--- begin DATA SECTION ---

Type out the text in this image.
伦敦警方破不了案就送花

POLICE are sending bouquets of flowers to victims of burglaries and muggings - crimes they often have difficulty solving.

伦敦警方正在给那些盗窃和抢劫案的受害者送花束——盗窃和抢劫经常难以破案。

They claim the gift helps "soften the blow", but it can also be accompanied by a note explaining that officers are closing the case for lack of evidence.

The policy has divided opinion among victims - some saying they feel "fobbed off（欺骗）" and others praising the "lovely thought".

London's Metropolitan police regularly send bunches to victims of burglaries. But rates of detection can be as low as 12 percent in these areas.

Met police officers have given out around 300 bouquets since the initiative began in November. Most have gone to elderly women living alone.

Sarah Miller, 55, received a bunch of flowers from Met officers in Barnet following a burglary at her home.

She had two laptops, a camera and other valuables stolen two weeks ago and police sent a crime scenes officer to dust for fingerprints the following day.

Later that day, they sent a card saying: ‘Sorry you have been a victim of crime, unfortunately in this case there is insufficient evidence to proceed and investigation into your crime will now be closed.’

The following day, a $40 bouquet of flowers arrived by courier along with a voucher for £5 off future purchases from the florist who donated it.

--- end DATA SECTION ---

§ WORK INSTRUCTIONS: Check the data for the word "bouquets" and pull out the lines that have it.

§ THE COMPLETED TASK:
POLICE are sending bouquets of flowers to victims of burglaries and muggings - crimes they often have difficulty solving.
Met police officers have given out around 300 bouquets since the initiative began in November. Most have gone to elderly women living alone.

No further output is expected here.